> [DATA LISTING]:
● ● ● ● ● ● ●

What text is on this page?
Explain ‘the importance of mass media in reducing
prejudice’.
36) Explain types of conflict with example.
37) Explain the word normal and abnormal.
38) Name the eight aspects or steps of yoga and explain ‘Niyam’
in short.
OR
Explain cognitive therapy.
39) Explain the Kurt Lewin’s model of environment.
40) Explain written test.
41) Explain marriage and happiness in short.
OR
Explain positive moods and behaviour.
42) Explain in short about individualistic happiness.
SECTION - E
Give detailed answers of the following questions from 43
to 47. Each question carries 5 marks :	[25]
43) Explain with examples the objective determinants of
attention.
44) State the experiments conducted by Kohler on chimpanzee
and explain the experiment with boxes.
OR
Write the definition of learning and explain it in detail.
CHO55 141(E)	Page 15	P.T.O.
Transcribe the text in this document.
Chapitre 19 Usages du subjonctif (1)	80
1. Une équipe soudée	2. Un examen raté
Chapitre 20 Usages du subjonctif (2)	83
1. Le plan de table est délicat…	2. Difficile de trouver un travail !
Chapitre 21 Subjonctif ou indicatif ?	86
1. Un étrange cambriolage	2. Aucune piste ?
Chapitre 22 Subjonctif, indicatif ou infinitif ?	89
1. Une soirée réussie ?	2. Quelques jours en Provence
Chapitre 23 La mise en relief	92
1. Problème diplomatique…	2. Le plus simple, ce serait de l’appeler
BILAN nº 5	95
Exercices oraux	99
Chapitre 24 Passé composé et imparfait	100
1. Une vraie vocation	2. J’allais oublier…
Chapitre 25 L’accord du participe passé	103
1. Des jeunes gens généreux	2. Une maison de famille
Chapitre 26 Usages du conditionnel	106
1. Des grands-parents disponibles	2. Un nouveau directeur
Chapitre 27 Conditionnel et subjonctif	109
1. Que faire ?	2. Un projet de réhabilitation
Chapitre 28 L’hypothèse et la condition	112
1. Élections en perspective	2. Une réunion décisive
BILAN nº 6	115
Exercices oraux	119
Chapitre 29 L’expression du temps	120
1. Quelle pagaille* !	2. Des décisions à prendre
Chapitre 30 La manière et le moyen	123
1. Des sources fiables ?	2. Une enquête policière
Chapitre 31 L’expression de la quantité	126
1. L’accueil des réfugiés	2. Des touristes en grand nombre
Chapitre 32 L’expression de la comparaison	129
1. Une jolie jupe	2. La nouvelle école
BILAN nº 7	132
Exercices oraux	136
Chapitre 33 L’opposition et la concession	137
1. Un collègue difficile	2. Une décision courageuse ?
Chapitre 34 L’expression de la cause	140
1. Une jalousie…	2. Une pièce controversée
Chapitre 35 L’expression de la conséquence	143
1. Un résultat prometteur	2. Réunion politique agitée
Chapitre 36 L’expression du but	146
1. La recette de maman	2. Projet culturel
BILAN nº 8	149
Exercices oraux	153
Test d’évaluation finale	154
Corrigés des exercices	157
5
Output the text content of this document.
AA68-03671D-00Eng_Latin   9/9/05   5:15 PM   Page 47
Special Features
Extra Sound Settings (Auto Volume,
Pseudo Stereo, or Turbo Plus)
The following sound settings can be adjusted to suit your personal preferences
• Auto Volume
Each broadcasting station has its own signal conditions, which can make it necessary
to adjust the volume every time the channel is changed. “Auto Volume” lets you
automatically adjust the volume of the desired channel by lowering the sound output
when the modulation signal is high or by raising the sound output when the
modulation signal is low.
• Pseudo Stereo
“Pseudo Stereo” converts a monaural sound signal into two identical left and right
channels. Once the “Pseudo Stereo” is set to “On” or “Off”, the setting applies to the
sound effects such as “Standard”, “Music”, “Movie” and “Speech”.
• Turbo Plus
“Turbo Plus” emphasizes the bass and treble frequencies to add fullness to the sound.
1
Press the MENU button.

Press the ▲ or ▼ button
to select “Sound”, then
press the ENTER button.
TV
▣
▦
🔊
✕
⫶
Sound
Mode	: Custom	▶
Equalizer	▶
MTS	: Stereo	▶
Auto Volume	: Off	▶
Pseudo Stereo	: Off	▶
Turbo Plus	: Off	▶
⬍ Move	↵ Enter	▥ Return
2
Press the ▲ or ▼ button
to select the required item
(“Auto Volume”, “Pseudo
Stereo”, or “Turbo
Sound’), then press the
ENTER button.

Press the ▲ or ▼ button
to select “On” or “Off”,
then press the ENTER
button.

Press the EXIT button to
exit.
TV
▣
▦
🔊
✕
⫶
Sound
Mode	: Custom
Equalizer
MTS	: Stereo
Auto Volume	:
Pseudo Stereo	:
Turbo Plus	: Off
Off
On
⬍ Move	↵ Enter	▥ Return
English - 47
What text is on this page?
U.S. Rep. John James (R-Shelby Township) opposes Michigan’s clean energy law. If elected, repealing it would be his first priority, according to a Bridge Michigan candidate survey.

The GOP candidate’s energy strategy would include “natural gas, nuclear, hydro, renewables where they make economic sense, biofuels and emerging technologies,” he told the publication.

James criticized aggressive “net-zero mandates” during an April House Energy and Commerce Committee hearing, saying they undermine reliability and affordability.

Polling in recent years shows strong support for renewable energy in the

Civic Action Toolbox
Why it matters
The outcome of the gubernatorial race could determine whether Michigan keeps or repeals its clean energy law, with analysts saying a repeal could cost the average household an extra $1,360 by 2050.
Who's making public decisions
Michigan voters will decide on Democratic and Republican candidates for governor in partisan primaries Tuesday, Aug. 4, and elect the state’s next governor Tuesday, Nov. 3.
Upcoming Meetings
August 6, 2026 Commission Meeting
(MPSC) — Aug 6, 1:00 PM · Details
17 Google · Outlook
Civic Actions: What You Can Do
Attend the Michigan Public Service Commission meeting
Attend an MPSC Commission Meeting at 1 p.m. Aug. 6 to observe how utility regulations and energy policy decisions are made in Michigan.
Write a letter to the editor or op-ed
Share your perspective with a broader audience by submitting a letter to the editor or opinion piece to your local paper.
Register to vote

● ● ● ● ● ● ●

> [YOUR TASK]: Only the number is wanted: how many lines in the entries above contain the string "Write"?

> [CORRECT RESPONSE]: 2